Count the lines below that contain the word "servo", and reply with that number alone.

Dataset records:
---------------

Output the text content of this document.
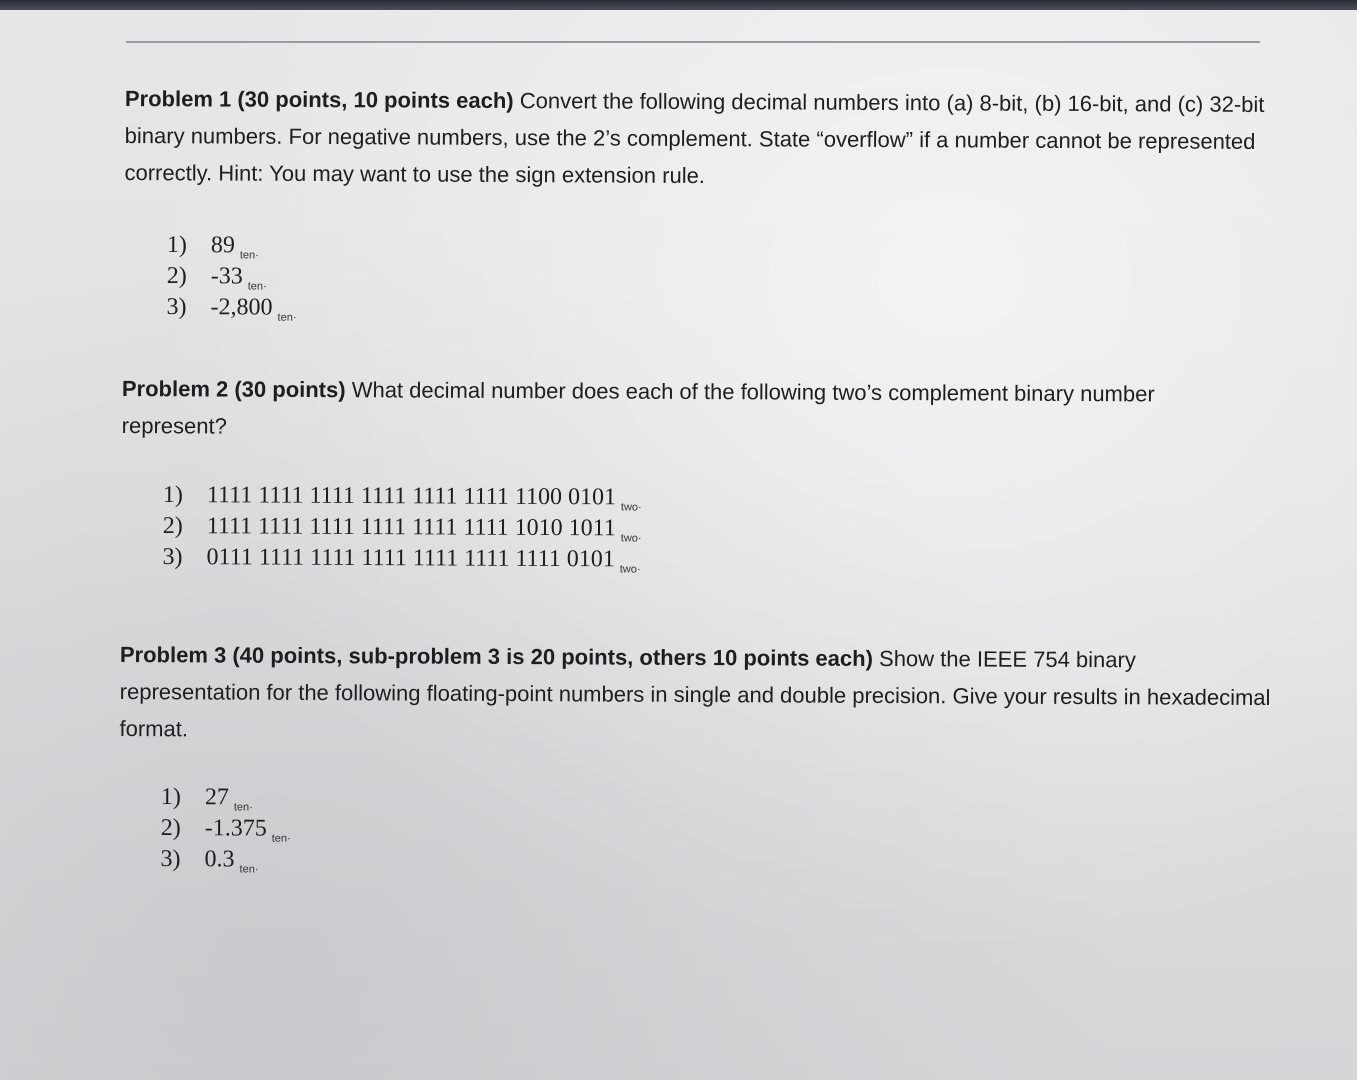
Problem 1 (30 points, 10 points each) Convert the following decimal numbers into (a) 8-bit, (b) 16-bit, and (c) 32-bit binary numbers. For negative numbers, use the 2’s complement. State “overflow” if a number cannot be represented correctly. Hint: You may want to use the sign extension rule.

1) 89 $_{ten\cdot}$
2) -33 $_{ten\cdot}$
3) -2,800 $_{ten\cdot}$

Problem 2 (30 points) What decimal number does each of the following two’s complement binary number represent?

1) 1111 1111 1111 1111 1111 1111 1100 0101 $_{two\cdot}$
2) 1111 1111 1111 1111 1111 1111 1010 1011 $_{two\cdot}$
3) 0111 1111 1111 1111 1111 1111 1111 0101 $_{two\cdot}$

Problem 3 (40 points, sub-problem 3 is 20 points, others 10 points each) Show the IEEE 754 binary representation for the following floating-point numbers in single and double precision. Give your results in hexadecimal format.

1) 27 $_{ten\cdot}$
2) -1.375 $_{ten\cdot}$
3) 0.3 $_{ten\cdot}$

---------------

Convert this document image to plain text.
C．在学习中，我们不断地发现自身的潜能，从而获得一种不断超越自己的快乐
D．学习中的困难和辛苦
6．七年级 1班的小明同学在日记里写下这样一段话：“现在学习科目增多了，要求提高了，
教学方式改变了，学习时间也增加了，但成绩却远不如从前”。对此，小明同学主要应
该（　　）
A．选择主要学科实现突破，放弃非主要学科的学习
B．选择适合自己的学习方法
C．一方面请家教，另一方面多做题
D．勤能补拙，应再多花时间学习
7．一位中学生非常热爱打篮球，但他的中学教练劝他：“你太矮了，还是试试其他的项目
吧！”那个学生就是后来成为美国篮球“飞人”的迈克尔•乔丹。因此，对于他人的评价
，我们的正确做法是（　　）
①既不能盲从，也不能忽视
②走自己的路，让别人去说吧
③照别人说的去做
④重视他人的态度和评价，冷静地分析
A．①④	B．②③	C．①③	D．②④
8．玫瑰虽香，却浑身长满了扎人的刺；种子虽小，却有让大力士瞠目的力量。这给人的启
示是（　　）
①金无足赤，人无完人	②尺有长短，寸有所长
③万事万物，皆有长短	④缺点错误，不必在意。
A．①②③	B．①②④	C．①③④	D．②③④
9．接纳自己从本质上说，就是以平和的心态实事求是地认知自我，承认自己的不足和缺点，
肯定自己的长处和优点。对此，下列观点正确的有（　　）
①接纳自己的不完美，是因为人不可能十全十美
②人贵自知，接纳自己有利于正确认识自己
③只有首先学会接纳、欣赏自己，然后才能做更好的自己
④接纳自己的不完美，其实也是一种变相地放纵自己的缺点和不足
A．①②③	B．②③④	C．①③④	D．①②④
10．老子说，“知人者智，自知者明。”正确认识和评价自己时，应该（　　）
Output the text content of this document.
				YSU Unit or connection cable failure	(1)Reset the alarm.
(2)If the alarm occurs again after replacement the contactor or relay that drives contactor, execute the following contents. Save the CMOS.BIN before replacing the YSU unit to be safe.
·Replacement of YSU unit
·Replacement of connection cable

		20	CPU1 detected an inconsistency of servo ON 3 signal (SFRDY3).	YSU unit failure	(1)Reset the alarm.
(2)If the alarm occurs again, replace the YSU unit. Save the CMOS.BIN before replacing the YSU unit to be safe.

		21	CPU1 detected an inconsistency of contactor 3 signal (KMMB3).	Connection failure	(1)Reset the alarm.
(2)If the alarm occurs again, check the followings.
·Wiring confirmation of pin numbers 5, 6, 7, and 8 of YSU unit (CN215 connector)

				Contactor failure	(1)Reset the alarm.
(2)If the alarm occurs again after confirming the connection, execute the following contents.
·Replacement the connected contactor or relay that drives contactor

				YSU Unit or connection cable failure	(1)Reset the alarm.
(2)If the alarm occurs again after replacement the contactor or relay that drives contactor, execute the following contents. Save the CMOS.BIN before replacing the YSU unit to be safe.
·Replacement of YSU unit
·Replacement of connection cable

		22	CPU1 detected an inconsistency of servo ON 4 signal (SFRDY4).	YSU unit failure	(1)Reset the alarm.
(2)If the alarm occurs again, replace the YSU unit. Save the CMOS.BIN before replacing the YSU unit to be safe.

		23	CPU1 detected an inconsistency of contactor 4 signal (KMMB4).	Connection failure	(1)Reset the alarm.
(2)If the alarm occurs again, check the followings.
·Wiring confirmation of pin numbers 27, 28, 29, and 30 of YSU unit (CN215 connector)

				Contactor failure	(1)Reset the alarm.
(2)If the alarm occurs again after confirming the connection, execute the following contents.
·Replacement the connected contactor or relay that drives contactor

---------------

[FULL RESPONSE]:
2